→ **Goal**: Update the article on Uber and Waymo below by writing out its text starting with "Uber And Waymo's" and going on through "across the city.", with "Jaguars" changed to "SUVs".

Uber and Waymo run robotaxis together in three US cities. In London, they are about to face off.

Uber just opened a wait list for riders who want a self-driving ride. The partner behind it is not Waymo.

Uber's London Play

Uber's robotaxi partner in the UK is Wayve, a British self-driving startup. Riders can opt in through their app settings.

That opt-in raises the odds of getting matched with one. And it costs no more than a normal ride.

Don't want a driverless car? You can wave it off and wait for a human driver.

Uber showed off the car too. It is a black Ford Mustang Mach-E that runs Wayve's tech.

The screens inside handle 64 languages. Early rides will still keep a safety driver behind the wheel.

There is no launch date yet. Uber says it is coming in a few months, once UK rules allow it.

The firms turning self-driving cars into real businesses are worth a look. We cover moves like this each morning in Market Briefs, which comes with a free investing masterclass when you join.

Uber And Waymo's US Partnership

Here is what makes this odd. Uber and Waymo are partners back home.

In Austin and Atlanta, you can only catch a Waymo through the Uber app. So the two share riders in the US.

But Waymo has been testing in London since April. It runs about 100 of its own self-driving Jaguars across the city.

The two first teamed up in Phoenix back in 2023. They have shared riders since, even as they drift apart in other ways.

So the same two firms are now lining up to compete. Their bond has looked shaky for a while.

Uber's tech chief even posted a clip that called a Waymo's driving "scary." That is not how you treat a partner.

Uber's Bigger Bet

Uber has spread its bets wide. It has backed more than a dozen self-driving firms, with Wayve as the biggest.

In February, Wayve raised $1.2 billion. Uber came back in as an investor.

That deal could grow to $1.5 billion. The extra $300 million is tied to putting robotaxis on the road in London.

Uber has also set up two new units for this push. One, called AV Labs, works on data.

The other, Uber Autonomous Solutions, runs the day-to-day. Both aim to grab share in a young, fast market.

Think of it like funding a rival's challenger in one city. Meanwhile, you still split the bill with that rival in another.

What To Watch

The showdown has one speed bump: rules. The UK is still writing its self-driving laws.

It opened a test program in May. The transport team plans to learn from that program first.

Whatever it learns will shape the final rules. Until then, both Uber and Waymo are stuck at the curb.

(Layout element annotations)

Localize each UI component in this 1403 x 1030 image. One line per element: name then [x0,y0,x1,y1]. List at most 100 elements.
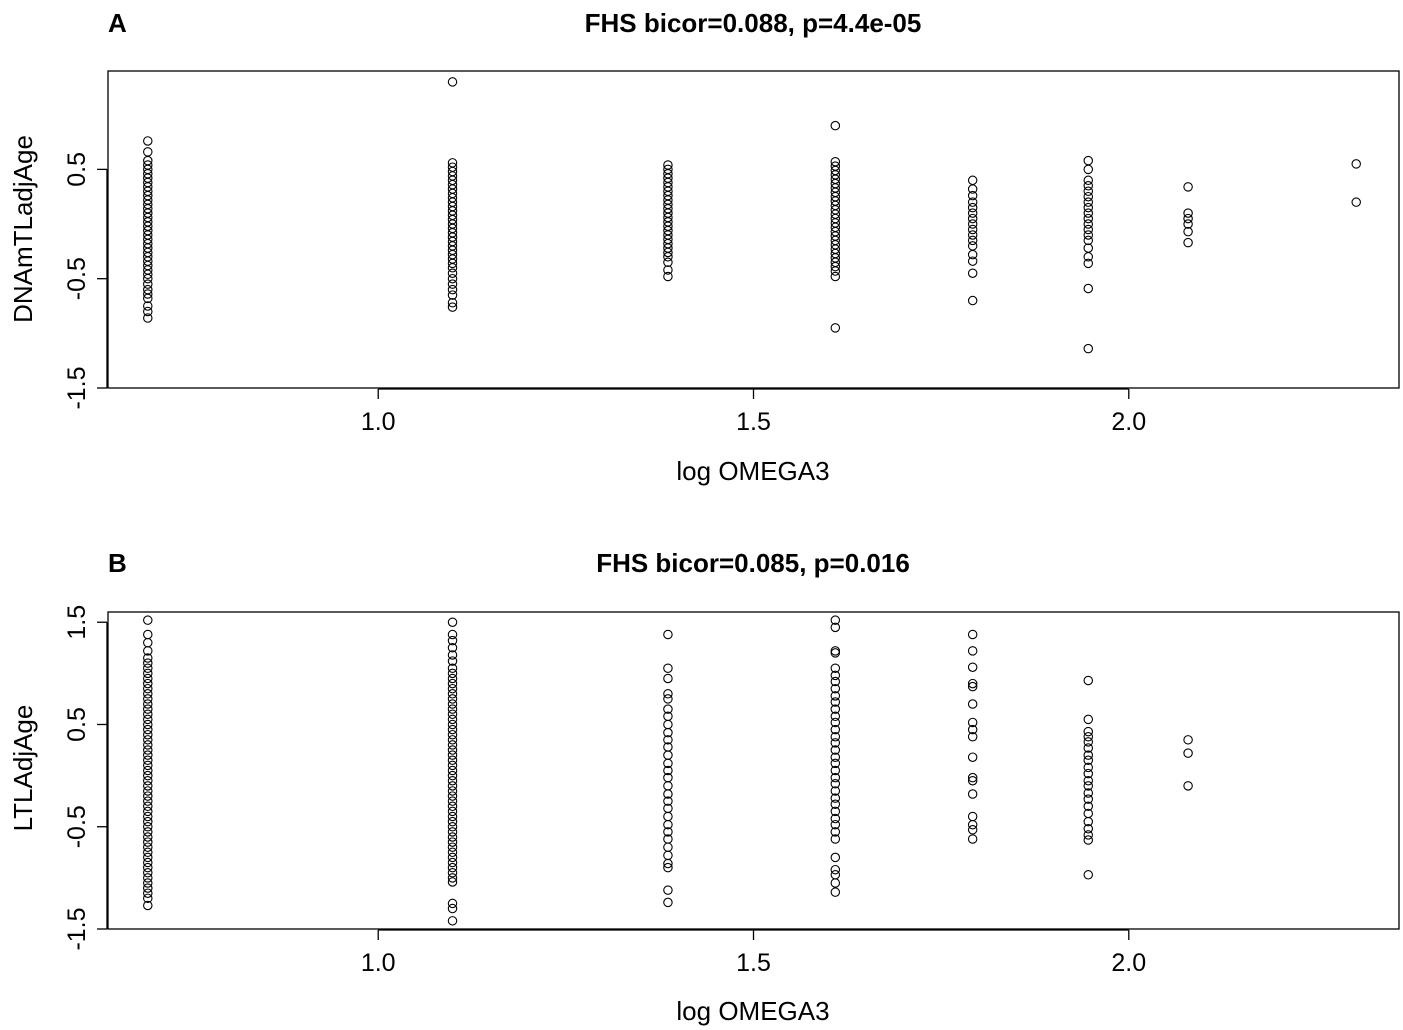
data-point [447,268,458,278]
data-point [663,265,673,275]
chart-title: FHS bicor=0.088, p=4.4e-05 [585,8,922,38]
data-point [447,650,458,660]
panel-b: B FHS bicor=0.085, p=0.016 1.0 1.5 2.0 -1.… [8,548,1400,1026]
data-point [830,772,841,783]
data-point [1083,830,1094,840]
y-axis: -1.5 -0.5 0.5 1.5 [63,605,108,951]
data-point [663,247,673,258]
data-point [143,775,153,786]
data-point [447,729,458,740]
data-point [143,811,153,822]
data-point [447,801,458,812]
data-point [830,779,841,789]
data-point [1083,164,1094,175]
data-point [143,735,153,745]
data-point [967,662,978,672]
data-point [663,750,673,760]
data-point [830,738,841,748]
data-point [967,629,978,640]
data-point [663,257,673,268]
data-point [830,266,841,276]
y-axis: -1.5 -0.5 0.5 [63,152,108,410]
data-point [447,709,458,720]
data-point [1183,182,1193,192]
data-point [967,208,978,218]
data-point [1083,726,1094,737]
data-point [143,786,153,796]
data-point [663,858,673,869]
data-point [967,219,978,229]
data-point [967,732,978,742]
data-point [967,681,978,692]
data-point [967,213,978,224]
data-point [967,224,978,235]
data-point [663,781,673,791]
data-point [143,765,153,776]
data-point [1083,186,1094,196]
data-point [143,888,153,898]
data-point [967,717,978,728]
data-point [143,750,153,760]
data-point [830,648,841,658]
data-point [663,897,673,908]
data-point [447,760,458,771]
data-point [830,697,841,707]
data-point [143,755,153,766]
data-point [143,147,153,157]
data-point [447,765,458,776]
data-point [830,765,841,776]
data-point [830,724,841,735]
data-point [1083,675,1094,686]
plot-frame [107,70,1400,389]
data-point [143,663,153,673]
data-point [143,646,153,656]
data-point [447,852,458,863]
data-point [447,740,458,750]
y-tick-label: -0.5 [63,257,91,300]
y-axis-label: LTLAdjAge [8,705,38,832]
data-point [143,301,153,311]
data-point [447,755,458,766]
data-point [830,704,841,714]
data-point [1083,235,1094,246]
data-point [143,842,153,852]
data-point [830,691,841,701]
data-point [447,699,458,709]
data-point [1183,213,1193,224]
data-point [967,789,978,799]
data-point [1083,181,1094,191]
data-point [967,184,978,194]
data-point [967,825,978,835]
data-point [143,847,153,858]
data-point [447,847,458,858]
data-point [143,293,153,304]
data-point [143,821,153,832]
x-tick-label: 1.5 [736,408,771,436]
panel-label: A [108,8,127,38]
chart-title: FHS bicor=0.085, p=0.016 [596,548,910,578]
data-point [1083,870,1094,880]
data-point [447,770,458,781]
data-point [1083,714,1094,725]
data-point [663,663,673,673]
x-tick-label: 1.0 [361,949,396,977]
data-point [447,714,458,725]
data-point [447,775,458,786]
data-point [830,793,841,803]
data-point [143,791,153,801]
data-point [1183,226,1193,237]
data-point [967,249,978,260]
data-point [1083,191,1094,202]
data-point [143,724,153,735]
data-point [143,806,153,817]
data-point [663,862,673,873]
data-point [447,842,458,852]
data-point [830,752,841,762]
data-point [967,699,978,709]
data-point [447,735,458,745]
data-point [447,263,458,273]
data-point [830,813,841,824]
data-point [447,629,458,640]
data-point [1083,732,1094,742]
data-point [967,197,978,207]
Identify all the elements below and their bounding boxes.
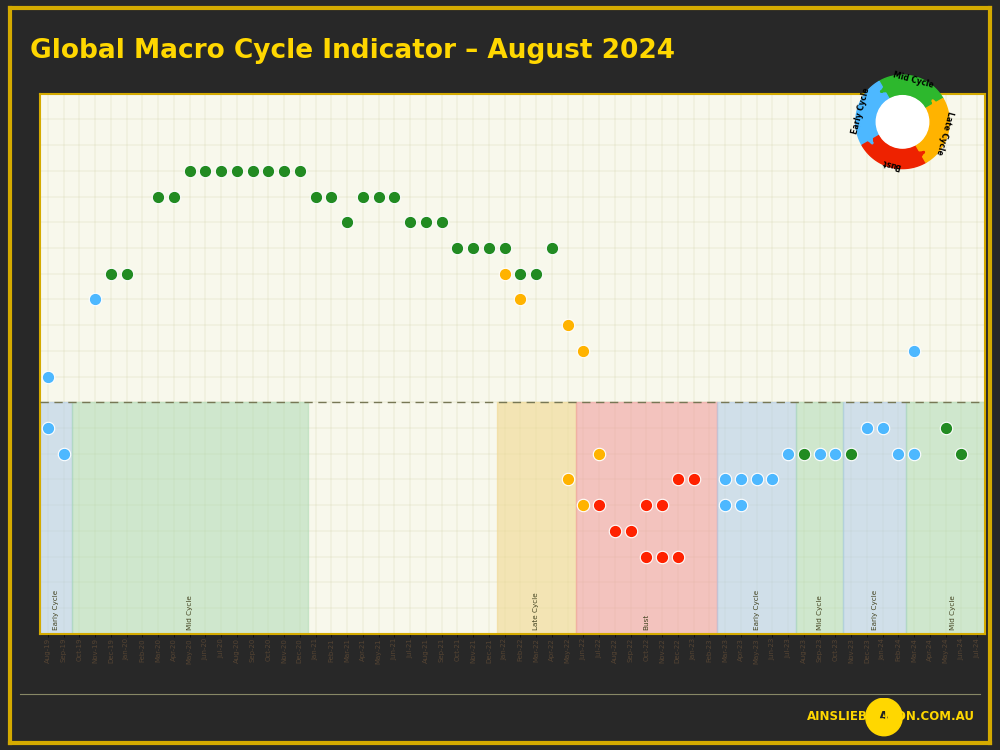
Point: [308, 190, 324, 202]
Point: [875, 422, 891, 434]
Point: [717, 500, 733, 512]
Text: Global Macro Cycle Indicator – August 2024: Global Macro Cycle Indicator – August 20…: [30, 38, 675, 64]
Point: [654, 500, 670, 512]
Point: [512, 293, 528, 305]
Point: [56, 448, 72, 460]
Text: Mid Cycle: Mid Cycle: [817, 595, 823, 630]
Point: [528, 268, 544, 280]
Point: [119, 268, 135, 280]
Point: [276, 165, 292, 177]
Text: Late Cycle: Late Cycle: [533, 592, 539, 630]
Point: [449, 242, 465, 254]
Text: Mid Cycle: Mid Cycle: [892, 70, 935, 90]
Text: Mid Cycle: Mid Cycle: [950, 595, 956, 630]
Text: A: A: [879, 710, 889, 724]
Point: [481, 242, 497, 254]
Point: [938, 422, 954, 434]
Text: Early Cycle: Early Cycle: [53, 590, 59, 630]
Point: [103, 268, 119, 280]
Text: Bust: Bust: [881, 157, 902, 170]
Circle shape: [876, 96, 929, 148]
Point: [717, 473, 733, 485]
Point: [686, 473, 702, 485]
Point: [654, 550, 670, 562]
Point: [339, 216, 355, 228]
Text: Early Cycle: Early Cycle: [754, 590, 760, 630]
Point: [607, 525, 623, 537]
Point: [670, 473, 686, 485]
Circle shape: [866, 698, 902, 736]
Point: [418, 216, 434, 228]
Text: Mid Cycle: Mid Cycle: [187, 595, 193, 630]
Point: [812, 448, 828, 460]
Point: [323, 190, 339, 202]
Point: [465, 242, 481, 254]
Point: [733, 500, 749, 512]
Point: [355, 190, 371, 202]
Point: [544, 242, 560, 254]
Point: [402, 216, 418, 228]
Point: [182, 165, 198, 177]
Point: [890, 448, 906, 460]
Point: [638, 550, 654, 562]
Point: [859, 422, 875, 434]
Point: [434, 216, 450, 228]
Point: [371, 190, 387, 202]
Point: [40, 422, 56, 434]
Point: [985, 293, 1000, 305]
Point: [560, 320, 576, 332]
Point: [796, 448, 812, 460]
Point: [87, 293, 103, 305]
Point: [497, 242, 513, 254]
Point: [575, 500, 591, 512]
Point: [906, 448, 922, 460]
Point: [245, 165, 261, 177]
Polygon shape: [862, 135, 926, 169]
Point: [749, 473, 765, 485]
Point: [780, 448, 796, 460]
Polygon shape: [916, 98, 949, 162]
Point: [670, 550, 686, 562]
Point: [229, 165, 245, 177]
Point: [843, 448, 859, 460]
Point: [213, 165, 229, 177]
Text: Bust: Bust: [643, 614, 649, 630]
Text: Late Cycle: Late Cycle: [934, 110, 954, 156]
Point: [292, 165, 308, 177]
Point: [623, 525, 639, 537]
Point: [764, 473, 780, 485]
Point: [197, 165, 213, 177]
Point: [150, 190, 166, 202]
Point: [166, 190, 182, 202]
Text: AINSLIEBULLION.COM.AU: AINSLIEBULLION.COM.AU: [807, 710, 975, 724]
Point: [575, 345, 591, 357]
Point: [827, 448, 843, 460]
Point: [733, 473, 749, 485]
Polygon shape: [879, 75, 943, 109]
Point: [386, 190, 402, 202]
Polygon shape: [856, 82, 889, 146]
Point: [560, 473, 576, 485]
Point: [906, 345, 922, 357]
Point: [953, 448, 969, 460]
Point: [591, 500, 607, 512]
Text: Early Cycle: Early Cycle: [850, 86, 871, 135]
Point: [260, 165, 276, 177]
Point: [40, 370, 56, 382]
Point: [512, 268, 528, 280]
Text: Early Cycle: Early Cycle: [872, 590, 878, 630]
Point: [591, 448, 607, 460]
Point: [638, 500, 654, 512]
Point: [497, 268, 513, 280]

→ **The response**:
Uber And Waymo's US Partnership

Here is what makes this odd. Uber and Waymo are partners back home.

In Austin and Atlanta, you can only catch a Waymo through the Uber app. So the two share riders in the US.

But Waymo has been testing in London since April. It runs about 100 of its own self-driving SUVs across the city.